Reproduce the records word for word, starting at their first line and stopping after the line that contains "The pivot mechanism 50 is at (440, 898).".
※
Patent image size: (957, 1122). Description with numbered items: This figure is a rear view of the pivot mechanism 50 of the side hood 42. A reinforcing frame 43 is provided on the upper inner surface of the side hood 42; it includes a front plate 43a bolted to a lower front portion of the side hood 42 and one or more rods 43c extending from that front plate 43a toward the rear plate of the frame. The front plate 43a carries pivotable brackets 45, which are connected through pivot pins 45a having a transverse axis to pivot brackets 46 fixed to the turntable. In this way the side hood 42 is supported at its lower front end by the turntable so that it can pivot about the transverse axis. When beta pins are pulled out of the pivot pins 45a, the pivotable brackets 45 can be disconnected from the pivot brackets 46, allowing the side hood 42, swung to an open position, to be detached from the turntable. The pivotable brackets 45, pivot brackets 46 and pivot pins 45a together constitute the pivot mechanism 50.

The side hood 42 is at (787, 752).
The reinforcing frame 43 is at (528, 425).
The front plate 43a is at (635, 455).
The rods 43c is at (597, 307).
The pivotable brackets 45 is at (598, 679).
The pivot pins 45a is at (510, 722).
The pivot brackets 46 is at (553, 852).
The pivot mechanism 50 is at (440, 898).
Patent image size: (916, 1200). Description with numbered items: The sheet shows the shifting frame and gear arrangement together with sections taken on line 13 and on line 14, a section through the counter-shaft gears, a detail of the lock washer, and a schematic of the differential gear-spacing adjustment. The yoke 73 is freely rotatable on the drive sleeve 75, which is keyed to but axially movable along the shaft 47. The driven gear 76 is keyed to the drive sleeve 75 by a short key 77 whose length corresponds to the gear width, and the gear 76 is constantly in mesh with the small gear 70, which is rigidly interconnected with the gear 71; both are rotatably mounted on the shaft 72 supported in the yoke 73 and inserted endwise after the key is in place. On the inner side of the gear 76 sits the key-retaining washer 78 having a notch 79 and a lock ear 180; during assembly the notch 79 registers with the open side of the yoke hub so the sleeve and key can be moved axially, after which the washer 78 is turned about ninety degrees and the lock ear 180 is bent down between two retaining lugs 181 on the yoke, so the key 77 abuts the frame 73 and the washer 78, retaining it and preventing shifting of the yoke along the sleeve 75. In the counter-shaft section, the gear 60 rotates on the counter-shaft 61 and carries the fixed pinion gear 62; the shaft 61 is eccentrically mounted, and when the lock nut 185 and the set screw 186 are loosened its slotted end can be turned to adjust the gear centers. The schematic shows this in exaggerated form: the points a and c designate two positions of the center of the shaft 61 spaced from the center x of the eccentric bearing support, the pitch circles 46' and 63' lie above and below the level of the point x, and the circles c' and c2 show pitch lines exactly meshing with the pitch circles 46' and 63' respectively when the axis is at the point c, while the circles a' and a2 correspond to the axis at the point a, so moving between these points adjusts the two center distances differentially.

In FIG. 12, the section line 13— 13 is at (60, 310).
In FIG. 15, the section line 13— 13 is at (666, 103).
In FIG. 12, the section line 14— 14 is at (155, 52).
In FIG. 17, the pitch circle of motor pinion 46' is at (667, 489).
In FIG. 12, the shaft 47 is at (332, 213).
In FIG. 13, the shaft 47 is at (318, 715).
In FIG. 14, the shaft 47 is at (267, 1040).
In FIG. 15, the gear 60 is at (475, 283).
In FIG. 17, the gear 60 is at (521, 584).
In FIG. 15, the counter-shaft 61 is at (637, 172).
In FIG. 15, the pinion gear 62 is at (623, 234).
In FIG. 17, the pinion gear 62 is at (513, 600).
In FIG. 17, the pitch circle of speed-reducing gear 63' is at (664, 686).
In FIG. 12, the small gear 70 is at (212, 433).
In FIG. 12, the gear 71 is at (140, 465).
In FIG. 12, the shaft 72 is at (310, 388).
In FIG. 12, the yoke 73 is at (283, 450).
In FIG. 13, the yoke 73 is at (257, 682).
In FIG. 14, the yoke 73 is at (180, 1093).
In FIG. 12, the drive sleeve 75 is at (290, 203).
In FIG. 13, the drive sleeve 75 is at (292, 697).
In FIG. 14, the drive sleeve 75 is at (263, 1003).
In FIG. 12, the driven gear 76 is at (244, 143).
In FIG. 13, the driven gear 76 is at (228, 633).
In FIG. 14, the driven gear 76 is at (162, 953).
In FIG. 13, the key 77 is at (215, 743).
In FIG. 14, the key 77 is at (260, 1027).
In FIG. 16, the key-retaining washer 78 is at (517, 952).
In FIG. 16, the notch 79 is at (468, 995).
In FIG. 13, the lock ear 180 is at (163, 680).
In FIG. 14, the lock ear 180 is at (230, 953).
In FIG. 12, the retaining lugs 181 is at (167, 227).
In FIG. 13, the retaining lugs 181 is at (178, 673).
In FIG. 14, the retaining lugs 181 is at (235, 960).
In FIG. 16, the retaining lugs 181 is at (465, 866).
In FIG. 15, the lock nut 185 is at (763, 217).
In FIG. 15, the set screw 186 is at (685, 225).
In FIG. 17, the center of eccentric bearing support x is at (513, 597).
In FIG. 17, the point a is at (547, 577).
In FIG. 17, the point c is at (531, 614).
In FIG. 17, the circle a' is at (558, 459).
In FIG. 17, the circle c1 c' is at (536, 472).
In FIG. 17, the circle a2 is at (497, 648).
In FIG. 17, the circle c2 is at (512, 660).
※
• [Written response]:
Patent image size: (957, 1122). Description with numbered items: This figure is a rear view of the pivot mechanism 50 of the side hood 42. A reinforcing frame 43 is provided on the upper inner surface of the side hood 42; it includes a front plate 43a bolted to a lower front portion of the side hood 42 and one or more rods 43c extending from that front plate 43a toward the rear plate of the frame. The front plate 43a carries pivotable brackets 45, which are connected through pivot pins 45a having a transverse axis to pivot brackets 46 fixed to the turntable. In this way the side hood 42 is supported at its lower front end by the turntable so that it can pivot about the transverse axis. When beta pins are pulled out of the pivot pins 45a, the pivotable brackets 45 can be disconnected from the pivot brackets 46, allowing the side hood 42, swung to an open position, to be detached from the turntable. The pivotable brackets 45, pivot brackets 46 and pivot pins 45a together constitute the pivot mechanism 50.

The side hood 42 is at (787, 752).
The reinforcing frame 43 is at (528, 425).
The front plate 43a is at (635, 455).
The rods 43c is at (597, 307).
The pivotable brackets 45 is at (598, 679).
The pivot pins 45a is at (510, 722).
The pivot brackets 46 is at (553, 852).
The pivot mechanism 50 is at (440, 898).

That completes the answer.